◆ Excerpted records:
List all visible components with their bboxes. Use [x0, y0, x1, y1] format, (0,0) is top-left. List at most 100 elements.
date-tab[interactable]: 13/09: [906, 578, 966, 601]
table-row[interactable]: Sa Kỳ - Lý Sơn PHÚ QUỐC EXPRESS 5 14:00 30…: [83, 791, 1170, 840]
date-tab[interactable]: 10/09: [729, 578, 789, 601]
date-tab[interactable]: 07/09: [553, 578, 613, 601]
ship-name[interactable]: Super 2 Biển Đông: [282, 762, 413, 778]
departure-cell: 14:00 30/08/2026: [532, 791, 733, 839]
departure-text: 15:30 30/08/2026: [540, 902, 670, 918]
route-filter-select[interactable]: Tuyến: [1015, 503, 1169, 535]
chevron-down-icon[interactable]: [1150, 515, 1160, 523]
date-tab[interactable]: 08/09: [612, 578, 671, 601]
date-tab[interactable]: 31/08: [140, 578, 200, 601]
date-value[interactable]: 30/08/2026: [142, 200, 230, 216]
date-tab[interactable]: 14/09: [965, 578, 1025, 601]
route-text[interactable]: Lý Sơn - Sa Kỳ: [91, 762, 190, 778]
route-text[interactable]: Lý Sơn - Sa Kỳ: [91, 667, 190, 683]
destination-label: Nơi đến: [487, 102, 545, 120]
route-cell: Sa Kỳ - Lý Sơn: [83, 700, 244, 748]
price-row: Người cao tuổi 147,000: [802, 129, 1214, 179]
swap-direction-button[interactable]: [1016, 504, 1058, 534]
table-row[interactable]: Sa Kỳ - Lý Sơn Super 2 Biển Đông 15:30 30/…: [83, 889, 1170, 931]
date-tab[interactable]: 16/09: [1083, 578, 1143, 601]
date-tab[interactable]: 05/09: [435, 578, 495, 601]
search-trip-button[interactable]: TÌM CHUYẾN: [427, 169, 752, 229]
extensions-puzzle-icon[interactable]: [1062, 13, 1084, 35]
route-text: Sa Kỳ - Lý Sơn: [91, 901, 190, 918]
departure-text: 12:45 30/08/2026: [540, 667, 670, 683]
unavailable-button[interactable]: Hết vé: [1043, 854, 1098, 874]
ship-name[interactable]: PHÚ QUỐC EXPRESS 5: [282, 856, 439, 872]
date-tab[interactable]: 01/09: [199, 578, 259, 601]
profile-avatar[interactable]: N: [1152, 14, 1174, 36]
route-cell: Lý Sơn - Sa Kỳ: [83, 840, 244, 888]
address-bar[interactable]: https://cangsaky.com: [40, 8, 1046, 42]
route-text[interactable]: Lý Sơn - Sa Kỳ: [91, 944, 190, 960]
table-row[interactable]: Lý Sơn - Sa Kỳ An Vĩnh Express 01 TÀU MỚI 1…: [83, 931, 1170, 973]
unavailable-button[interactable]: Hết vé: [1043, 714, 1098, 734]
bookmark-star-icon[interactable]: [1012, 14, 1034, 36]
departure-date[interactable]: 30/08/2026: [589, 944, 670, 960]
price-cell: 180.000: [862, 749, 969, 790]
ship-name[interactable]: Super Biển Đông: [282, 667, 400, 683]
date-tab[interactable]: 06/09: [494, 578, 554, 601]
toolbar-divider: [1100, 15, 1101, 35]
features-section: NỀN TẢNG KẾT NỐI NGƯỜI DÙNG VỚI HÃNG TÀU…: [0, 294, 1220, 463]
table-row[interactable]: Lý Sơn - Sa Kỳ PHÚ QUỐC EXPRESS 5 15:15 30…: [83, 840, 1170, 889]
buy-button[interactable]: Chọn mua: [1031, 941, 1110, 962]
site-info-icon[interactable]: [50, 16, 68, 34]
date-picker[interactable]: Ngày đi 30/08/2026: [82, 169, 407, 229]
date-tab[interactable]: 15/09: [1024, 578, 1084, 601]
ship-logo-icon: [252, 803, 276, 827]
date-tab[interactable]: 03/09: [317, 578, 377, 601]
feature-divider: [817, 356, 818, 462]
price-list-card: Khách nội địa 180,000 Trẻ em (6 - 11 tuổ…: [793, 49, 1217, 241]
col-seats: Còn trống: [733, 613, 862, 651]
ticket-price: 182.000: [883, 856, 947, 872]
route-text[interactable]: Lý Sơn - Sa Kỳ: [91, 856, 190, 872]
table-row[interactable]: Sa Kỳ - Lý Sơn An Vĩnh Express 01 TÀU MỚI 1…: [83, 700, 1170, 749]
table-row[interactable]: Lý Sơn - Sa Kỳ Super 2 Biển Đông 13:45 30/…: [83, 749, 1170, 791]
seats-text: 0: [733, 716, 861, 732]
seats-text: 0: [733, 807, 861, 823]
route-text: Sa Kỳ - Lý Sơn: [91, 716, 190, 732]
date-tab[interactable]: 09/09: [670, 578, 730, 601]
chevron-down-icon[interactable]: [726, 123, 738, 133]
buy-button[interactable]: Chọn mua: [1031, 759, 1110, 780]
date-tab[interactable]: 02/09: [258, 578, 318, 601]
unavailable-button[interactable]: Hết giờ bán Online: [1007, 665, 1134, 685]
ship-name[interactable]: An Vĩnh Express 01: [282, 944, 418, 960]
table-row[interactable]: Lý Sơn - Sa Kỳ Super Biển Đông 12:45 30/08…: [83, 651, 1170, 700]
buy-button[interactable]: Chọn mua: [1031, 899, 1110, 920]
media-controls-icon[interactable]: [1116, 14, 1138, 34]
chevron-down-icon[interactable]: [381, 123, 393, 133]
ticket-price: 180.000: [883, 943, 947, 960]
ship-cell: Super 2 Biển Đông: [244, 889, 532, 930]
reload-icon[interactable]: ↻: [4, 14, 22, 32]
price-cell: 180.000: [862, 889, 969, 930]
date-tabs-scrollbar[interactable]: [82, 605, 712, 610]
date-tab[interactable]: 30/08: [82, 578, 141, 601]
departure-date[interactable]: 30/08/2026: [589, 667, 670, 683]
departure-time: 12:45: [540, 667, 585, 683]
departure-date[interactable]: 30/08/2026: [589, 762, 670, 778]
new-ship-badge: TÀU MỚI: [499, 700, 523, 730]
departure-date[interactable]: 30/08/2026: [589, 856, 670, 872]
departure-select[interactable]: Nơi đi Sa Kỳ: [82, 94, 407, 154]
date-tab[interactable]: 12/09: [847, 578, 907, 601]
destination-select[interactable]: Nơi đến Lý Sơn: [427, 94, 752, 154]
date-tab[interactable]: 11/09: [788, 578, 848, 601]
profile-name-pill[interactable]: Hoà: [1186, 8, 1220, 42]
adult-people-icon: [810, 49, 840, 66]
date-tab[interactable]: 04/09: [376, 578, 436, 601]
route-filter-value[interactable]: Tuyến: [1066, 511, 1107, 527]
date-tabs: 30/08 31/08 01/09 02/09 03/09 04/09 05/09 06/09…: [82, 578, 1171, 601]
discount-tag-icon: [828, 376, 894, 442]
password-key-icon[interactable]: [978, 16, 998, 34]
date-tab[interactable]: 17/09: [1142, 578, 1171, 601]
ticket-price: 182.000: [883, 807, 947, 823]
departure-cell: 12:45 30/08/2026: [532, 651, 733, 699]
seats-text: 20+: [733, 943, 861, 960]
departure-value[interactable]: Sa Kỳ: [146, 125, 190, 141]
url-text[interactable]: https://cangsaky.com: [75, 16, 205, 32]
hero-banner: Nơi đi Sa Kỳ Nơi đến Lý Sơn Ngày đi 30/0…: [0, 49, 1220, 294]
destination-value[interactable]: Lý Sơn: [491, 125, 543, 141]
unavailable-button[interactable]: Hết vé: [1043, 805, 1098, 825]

◆ Goal: Turn the lines above into a numbered list, leaving out any blank lines.

◆ Correct output:
1. List all visible components with their bboxes. Use [x0, y0, x1, y1] format, (0,0) is top-left. List at most 100 elements.
2. date-tab[interactable]: 13/09: [906, 578, 966, 601]
3. table-row[interactable]: Sa Kỳ - Lý Sơn PHÚ QUỐC EXPRESS 5 14:00 30…: [83, 791, 1170, 840]
4. date-tab[interactable]: 10/09: [729, 578, 789, 601]
5. date-tab[interactable]: 07/09: [553, 578, 613, 601]
6. ship-name[interactable]: Super 2 Biển Đông: [282, 762, 413, 778]
7. departure-cell: 14:00 30/08/2026: [532, 791, 733, 839]
8. departure-text: 15:30 30/08/2026: [540, 902, 670, 918]
9. route-filter-select[interactable]: Tuyến: [1015, 503, 1169, 535]
10. chevron-down-icon[interactable]: [1150, 515, 1160, 523]
11. date-tab[interactable]: 08/09: [612, 578, 671, 601]
12. date-tab[interactable]: 31/08: [140, 578, 200, 601]
13. date-value[interactable]: 30/08/2026: [142, 200, 230, 216]
14. date-tab[interactable]: 14/09: [965, 578, 1025, 601]
15. route-text[interactable]: Lý Sơn - Sa Kỳ: [91, 762, 190, 778]
16. route-text[interactable]: Lý Sơn - Sa Kỳ: [91, 667, 190, 683]
17. destination-label: Nơi đến: [487, 102, 545, 120]
18. route-cell: Sa Kỳ - Lý Sơn: [83, 700, 244, 748]
19. price-row: Người cao tuổi 147,000: [802, 129, 1214, 179]
20. swap-direction-button[interactable]: [1016, 504, 1058, 534]
21. table-row[interactable]: Sa Kỳ - Lý Sơn Super 2 Biển Đông 15:30 30/…: [83, 889, 1170, 931]
22. date-tab[interactable]: 16/09: [1083, 578, 1143, 601]
23. date-tab[interactable]: 05/09: [435, 578, 495, 601]
24. search-trip-button[interactable]: TÌM CHUYẾN: [427, 169, 752, 229]
25. extensions-puzzle-icon[interactable]: [1062, 13, 1084, 35]
26. route-text: Sa Kỳ - Lý Sơn: [91, 901, 190, 918]
27. departure-text: 12:45 30/08/2026: [540, 667, 670, 683]
28. unavailable-button[interactable]: Hết vé: [1043, 854, 1098, 874]
29. ship-name[interactable]: PHÚ QUỐC EXPRESS 5: [282, 856, 439, 872]
30. date-tab[interactable]: 01/09: [199, 578, 259, 601]
31. profile-avatar[interactable]: N: [1152, 14, 1174, 36]
32. route-cell: Lý Sơn - Sa Kỳ: [83, 840, 244, 888]
33. address-bar[interactable]: https://cangsaky.com: [40, 8, 1046, 42]
34. route-text[interactable]: Lý Sơn - Sa Kỳ: [91, 944, 190, 960]
35. table-row[interactable]: Lý Sơn - Sa Kỳ An Vĩnh Express 01 TÀU MỚI 1…: [83, 931, 1170, 973]
36. unavailable-button[interactable]: Hết vé: [1043, 714, 1098, 734]
37. bookmark-star-icon[interactable]: [1012, 14, 1034, 36]
38. departure-date[interactable]: 30/08/2026: [589, 944, 670, 960]
39. price-cell: 180.000: [862, 749, 969, 790]
40. ship-name[interactable]: Super Biển Đông: [282, 667, 400, 683]
41. date-tab[interactable]: 06/09: [494, 578, 554, 601]
42. toolbar-divider: [1100, 15, 1101, 35]
43. features-section: NỀN TẢNG KẾT NỐI NGƯỜI DÙNG VỚI HÃNG TÀU…: [0, 294, 1220, 463]
44. table-row[interactable]: Lý Sơn - Sa Kỳ PHÚ QUỐC EXPRESS 5 15:15 30…: [83, 840, 1170, 889]
45. buy-button[interactable]: Chọn mua: [1031, 941, 1110, 962]
46. site-info-icon[interactable]: [50, 16, 68, 34]
47. date-picker[interactable]: Ngày đi 30/08/2026: [82, 169, 407, 229]
48. date-tab[interactable]: 15/09: [1024, 578, 1084, 601]
49. ship-logo-icon: [252, 803, 276, 827]
50. date-tab[interactable]: 03/09: [317, 578, 377, 601]
51. feature-divider: [817, 356, 818, 462]
52. price-list-card: Khách nội địa 180,000 Trẻ em (6 - 11 tuổ…: [793, 49, 1217, 241]
53. col-seats: Còn trống: [733, 613, 862, 651]
54. ticket-price: 182.000: [883, 856, 947, 872]
55. route-text[interactable]: Lý Sơn - Sa Kỳ: [91, 856, 190, 872]
56. table-row[interactable]: Sa Kỳ - Lý Sơn An Vĩnh Express 01 TÀU MỚI 1…: [83, 700, 1170, 749]
57. table-row[interactable]: Lý Sơn - Sa Kỳ Super 2 Biển Đông 13:45 30/…: [83, 749, 1170, 791]
58. seats-text: 0: [733, 716, 861, 732]
59. seats-text: 0: [733, 807, 861, 823]
60. route-text: Sa Kỳ - Lý Sơn: [91, 716, 190, 732]
61. date-tab[interactable]: 09/09: [670, 578, 730, 601]
62. chevron-down-icon[interactable]: [726, 123, 738, 133]
63. buy-button[interactable]: Chọn mua: [1031, 759, 1110, 780]
64. date-tab[interactable]: 02/09: [258, 578, 318, 601]
65. unavailable-button[interactable]: Hết giờ bán Online: [1007, 665, 1134, 685]
66. ship-name[interactable]: An Vĩnh Express 01: [282, 944, 418, 960]
67. table-row[interactable]: Lý Sơn - Sa Kỳ Super Biển Đông 12:45 30/08…: [83, 651, 1170, 700]
68. buy-button[interactable]: Chọn mua: [1031, 899, 1110, 920]
69. media-controls-icon[interactable]: [1116, 14, 1138, 34]
70. chevron-down-icon[interactable]: [381, 123, 393, 133]
71. ticket-price: 180.000: [883, 943, 947, 960]
72. ship-cell: Super 2 Biển Đông: [244, 889, 532, 930]
73. reload-icon[interactable]: ↻: [4, 14, 22, 32]
74. price-cell: 180.000: [862, 889, 969, 930]
75. date-tabs-scrollbar[interactable]: [82, 605, 712, 610]
76. date-tab[interactable]: 30/08: [82, 578, 141, 601]
77. departure-date[interactable]: 30/08/2026: [589, 667, 670, 683]
78. departure-time: 12:45: [540, 667, 585, 683]
79. departure-date[interactable]: 30/08/2026: [589, 762, 670, 778]
80. new-ship-badge: TÀU MỚI: [499, 700, 523, 730]
81. departure-date[interactable]: 30/08/2026: [589, 856, 670, 872]
82. departure-select[interactable]: Nơi đi Sa Kỳ: [82, 94, 407, 154]
83. date-tab[interactable]: 12/09: [847, 578, 907, 601]
84. destination-select[interactable]: Nơi đến Lý Sơn: [427, 94, 752, 154]
85. date-tab[interactable]: 11/09: [788, 578, 848, 601]
86. profile-name-pill[interactable]: Hoà: [1186, 8, 1220, 42]
87. adult-people-icon: [810, 49, 840, 66]
88. date-tab[interactable]: 04/09: [376, 578, 436, 601]
89. route-filter-value[interactable]: Tuyến: [1066, 511, 1107, 527]
90. date-tabs: 30/08 31/08 01/09 02/09 03/09 04/09 05/09 06/09…: [82, 578, 1171, 601]
91. discount-tag-icon: [828, 376, 894, 442]
92. password-key-icon[interactable]: [978, 16, 998, 34]
93. date-tab[interactable]: 17/09: [1142, 578, 1171, 601]
94. ticket-price: 182.000: [883, 807, 947, 823]
95. departure-cell: 12:45 30/08/2026: [532, 651, 733, 699]
96. seats-text: 20+: [733, 943, 861, 960]
97. departure-value[interactable]: Sa Kỳ: [146, 125, 190, 141]
98. url-text[interactable]: https://cangsaky.com: [75, 16, 205, 32]
99. hero-banner: Nơi đi Sa Kỳ Nơi đến Lý Sơn Ngày đi 30/0…: [0, 49, 1220, 294]
100. destination-value[interactable]: Lý Sơn: [491, 125, 543, 141]
101. unavailable-button[interactable]: Hết vé: [1043, 805, 1098, 825]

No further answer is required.